__Your instructions__: Below is a listing. Gather each line of it that contains "линейно".

__Task material__:
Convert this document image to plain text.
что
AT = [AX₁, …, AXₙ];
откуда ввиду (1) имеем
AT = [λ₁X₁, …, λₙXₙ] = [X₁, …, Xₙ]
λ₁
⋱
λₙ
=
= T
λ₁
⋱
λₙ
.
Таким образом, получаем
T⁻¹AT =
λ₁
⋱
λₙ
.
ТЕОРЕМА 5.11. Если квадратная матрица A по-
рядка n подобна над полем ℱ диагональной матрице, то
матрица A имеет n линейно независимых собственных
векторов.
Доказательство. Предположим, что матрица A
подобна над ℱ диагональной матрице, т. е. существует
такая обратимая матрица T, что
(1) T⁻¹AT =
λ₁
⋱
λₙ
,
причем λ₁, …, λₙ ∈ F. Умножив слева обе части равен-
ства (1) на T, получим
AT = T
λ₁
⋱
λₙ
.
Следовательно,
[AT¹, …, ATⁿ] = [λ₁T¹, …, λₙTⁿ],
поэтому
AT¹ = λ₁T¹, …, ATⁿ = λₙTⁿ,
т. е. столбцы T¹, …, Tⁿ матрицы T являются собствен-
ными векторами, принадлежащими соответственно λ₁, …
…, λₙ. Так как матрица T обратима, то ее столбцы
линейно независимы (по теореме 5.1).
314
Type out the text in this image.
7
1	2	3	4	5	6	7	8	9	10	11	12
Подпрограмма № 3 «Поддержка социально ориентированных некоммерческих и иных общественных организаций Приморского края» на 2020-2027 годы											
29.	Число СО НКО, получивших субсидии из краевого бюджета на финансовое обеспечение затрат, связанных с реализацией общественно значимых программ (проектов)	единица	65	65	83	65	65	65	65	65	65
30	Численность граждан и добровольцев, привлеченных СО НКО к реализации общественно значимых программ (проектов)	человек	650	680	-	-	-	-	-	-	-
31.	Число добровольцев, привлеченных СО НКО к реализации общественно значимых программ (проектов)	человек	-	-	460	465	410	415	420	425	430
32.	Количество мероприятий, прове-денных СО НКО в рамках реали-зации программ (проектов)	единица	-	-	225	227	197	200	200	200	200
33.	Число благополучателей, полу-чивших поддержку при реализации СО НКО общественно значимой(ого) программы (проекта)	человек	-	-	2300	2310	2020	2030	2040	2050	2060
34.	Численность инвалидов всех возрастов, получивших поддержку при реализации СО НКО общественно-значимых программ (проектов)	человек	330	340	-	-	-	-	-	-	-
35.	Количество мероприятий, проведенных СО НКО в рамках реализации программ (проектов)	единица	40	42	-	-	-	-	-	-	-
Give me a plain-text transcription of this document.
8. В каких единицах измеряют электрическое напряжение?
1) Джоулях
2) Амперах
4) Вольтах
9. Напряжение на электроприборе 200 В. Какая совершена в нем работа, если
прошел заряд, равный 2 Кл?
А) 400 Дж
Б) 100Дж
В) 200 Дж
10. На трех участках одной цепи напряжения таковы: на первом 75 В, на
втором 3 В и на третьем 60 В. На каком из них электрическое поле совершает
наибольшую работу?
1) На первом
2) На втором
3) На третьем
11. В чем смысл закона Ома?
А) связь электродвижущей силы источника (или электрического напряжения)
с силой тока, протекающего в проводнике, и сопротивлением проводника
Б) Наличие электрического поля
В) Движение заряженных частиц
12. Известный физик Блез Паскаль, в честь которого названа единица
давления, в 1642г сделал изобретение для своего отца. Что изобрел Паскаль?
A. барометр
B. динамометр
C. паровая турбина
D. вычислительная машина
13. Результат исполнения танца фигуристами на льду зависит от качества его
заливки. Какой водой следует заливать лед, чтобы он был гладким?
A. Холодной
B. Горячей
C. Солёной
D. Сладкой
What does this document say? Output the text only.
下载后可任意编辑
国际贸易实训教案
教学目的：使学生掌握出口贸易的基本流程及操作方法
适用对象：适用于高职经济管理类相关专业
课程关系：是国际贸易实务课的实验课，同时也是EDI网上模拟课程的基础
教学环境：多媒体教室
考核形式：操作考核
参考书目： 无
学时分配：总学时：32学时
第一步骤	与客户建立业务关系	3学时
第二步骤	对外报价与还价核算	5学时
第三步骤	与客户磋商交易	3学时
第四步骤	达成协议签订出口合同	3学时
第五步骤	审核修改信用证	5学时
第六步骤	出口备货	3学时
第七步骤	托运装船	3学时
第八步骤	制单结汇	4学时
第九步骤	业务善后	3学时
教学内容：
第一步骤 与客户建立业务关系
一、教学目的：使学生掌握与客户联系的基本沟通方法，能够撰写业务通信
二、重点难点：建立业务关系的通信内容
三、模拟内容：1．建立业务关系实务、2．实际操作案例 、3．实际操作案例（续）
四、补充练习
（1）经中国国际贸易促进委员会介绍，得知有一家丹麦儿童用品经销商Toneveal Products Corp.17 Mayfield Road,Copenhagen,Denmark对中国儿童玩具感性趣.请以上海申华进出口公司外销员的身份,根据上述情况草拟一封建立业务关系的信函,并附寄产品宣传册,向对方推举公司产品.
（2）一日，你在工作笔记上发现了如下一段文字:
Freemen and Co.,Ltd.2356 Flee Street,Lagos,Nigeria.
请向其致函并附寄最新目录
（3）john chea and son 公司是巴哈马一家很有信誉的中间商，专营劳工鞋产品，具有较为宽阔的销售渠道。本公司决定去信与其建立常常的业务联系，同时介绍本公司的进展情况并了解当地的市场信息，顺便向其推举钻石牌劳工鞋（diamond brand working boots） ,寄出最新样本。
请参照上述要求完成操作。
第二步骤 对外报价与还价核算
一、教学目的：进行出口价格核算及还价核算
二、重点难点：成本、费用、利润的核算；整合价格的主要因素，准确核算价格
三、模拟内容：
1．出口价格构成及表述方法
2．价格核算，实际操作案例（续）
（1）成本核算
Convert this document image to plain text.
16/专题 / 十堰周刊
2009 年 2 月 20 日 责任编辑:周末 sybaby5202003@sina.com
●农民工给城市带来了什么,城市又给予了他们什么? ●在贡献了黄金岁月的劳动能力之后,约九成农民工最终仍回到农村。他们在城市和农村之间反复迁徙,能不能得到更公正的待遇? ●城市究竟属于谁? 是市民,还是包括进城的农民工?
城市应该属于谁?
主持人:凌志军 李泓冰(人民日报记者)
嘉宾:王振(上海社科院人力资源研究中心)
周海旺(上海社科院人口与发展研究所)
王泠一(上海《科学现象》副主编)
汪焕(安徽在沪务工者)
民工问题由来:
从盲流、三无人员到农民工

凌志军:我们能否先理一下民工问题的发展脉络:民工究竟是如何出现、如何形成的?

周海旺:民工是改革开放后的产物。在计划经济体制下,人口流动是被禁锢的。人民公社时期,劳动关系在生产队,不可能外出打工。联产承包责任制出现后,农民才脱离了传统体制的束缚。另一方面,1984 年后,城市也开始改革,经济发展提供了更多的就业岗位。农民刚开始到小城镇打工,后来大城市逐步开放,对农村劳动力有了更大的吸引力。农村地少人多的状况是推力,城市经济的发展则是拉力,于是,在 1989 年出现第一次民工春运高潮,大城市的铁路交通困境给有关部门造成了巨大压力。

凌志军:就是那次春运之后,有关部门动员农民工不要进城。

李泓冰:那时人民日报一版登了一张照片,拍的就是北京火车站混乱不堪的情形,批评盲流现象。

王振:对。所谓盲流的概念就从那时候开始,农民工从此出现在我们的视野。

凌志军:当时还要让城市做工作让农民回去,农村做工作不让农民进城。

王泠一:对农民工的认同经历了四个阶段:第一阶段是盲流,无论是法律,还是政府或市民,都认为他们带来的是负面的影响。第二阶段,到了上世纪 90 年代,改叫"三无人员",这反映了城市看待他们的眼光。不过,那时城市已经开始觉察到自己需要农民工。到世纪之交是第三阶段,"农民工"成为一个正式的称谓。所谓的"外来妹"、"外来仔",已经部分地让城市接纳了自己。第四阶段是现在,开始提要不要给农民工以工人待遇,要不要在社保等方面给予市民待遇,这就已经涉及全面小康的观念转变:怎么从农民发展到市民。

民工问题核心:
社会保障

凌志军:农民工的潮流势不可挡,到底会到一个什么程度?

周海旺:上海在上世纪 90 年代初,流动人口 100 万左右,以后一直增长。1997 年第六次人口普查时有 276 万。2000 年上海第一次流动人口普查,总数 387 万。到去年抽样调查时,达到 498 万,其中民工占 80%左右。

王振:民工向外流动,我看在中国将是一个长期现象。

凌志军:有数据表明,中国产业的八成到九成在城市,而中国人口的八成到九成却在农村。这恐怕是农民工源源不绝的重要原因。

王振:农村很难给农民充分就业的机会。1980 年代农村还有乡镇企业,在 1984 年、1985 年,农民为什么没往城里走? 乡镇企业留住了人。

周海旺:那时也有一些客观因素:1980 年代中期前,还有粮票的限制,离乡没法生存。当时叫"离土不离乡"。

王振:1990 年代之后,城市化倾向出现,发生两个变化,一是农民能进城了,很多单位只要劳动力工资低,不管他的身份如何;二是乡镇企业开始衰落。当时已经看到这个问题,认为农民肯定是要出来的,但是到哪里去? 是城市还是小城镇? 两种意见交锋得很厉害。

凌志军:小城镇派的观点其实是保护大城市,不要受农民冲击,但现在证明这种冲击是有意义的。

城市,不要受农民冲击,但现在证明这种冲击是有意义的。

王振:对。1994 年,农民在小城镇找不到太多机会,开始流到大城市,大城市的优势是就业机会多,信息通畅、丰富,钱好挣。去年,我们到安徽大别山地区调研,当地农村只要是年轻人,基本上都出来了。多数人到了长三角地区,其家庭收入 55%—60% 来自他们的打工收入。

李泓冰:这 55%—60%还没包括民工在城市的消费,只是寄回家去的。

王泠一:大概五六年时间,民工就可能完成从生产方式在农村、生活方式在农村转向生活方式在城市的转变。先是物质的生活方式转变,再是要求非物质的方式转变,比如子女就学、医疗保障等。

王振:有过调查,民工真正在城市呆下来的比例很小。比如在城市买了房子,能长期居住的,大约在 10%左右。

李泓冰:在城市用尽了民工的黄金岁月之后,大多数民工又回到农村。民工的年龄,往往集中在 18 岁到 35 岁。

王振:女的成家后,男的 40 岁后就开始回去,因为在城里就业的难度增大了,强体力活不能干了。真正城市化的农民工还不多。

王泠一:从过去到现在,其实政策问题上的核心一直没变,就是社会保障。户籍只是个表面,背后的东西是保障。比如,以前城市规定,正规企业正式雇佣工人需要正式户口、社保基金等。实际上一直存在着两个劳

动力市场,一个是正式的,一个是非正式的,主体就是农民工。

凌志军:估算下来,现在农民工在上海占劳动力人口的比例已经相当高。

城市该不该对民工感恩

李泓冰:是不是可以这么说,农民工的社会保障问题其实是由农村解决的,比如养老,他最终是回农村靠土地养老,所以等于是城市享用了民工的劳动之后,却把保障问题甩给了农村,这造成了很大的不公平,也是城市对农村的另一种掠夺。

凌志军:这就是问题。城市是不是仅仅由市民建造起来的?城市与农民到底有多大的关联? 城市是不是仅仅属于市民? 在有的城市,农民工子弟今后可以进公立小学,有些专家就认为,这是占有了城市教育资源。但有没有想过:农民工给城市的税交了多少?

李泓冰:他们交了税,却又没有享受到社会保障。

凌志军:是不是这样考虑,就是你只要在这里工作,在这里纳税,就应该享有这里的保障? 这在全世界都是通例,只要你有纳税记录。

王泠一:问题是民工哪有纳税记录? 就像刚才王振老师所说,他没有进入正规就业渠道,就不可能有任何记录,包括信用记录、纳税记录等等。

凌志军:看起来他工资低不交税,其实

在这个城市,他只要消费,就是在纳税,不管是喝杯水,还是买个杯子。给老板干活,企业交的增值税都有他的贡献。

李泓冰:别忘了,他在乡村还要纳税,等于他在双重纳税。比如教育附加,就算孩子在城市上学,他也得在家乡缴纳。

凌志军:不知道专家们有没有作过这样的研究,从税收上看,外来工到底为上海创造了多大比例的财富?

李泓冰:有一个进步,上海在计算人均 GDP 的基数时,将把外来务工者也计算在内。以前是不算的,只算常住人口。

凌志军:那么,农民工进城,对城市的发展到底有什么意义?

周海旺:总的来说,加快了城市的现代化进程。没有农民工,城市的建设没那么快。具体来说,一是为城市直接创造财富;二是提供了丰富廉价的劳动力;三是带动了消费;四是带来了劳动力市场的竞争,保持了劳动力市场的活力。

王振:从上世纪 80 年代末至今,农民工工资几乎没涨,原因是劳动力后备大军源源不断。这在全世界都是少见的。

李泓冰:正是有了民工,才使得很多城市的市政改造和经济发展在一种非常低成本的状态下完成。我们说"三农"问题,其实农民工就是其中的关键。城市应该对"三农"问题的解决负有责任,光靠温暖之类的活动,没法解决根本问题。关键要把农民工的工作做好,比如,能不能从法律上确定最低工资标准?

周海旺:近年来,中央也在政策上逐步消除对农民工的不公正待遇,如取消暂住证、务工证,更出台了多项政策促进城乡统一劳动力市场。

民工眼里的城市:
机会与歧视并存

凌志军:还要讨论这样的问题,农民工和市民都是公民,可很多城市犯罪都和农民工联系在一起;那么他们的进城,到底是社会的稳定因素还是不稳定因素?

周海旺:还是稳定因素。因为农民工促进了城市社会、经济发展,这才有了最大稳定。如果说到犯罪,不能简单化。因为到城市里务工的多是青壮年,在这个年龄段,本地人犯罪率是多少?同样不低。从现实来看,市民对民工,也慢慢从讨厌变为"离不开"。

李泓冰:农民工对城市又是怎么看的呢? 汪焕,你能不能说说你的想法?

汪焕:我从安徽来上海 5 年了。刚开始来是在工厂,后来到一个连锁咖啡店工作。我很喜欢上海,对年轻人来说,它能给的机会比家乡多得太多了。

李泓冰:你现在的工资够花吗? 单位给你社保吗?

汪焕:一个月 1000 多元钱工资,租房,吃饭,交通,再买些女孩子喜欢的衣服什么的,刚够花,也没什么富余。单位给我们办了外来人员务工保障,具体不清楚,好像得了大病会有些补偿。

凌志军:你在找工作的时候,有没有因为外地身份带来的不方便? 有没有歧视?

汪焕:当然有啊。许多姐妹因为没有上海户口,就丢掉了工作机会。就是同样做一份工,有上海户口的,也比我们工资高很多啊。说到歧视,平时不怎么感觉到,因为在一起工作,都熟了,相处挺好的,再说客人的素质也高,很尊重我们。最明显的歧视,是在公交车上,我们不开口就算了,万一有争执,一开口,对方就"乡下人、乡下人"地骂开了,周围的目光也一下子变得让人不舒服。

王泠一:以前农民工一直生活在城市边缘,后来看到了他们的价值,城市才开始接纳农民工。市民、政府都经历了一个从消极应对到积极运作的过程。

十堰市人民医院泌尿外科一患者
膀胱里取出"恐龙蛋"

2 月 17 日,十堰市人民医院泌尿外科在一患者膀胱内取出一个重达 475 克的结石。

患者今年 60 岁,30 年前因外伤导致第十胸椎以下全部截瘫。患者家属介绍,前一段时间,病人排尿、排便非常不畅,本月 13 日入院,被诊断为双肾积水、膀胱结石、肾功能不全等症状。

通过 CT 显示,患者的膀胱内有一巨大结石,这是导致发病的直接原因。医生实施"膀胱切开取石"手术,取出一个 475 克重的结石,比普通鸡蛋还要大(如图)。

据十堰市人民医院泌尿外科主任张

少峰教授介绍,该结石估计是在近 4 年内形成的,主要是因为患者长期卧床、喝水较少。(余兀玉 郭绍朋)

__Solution below__:
матрица A имеет n линейно независимых собственных
линейно независимы (по теореме 5.1).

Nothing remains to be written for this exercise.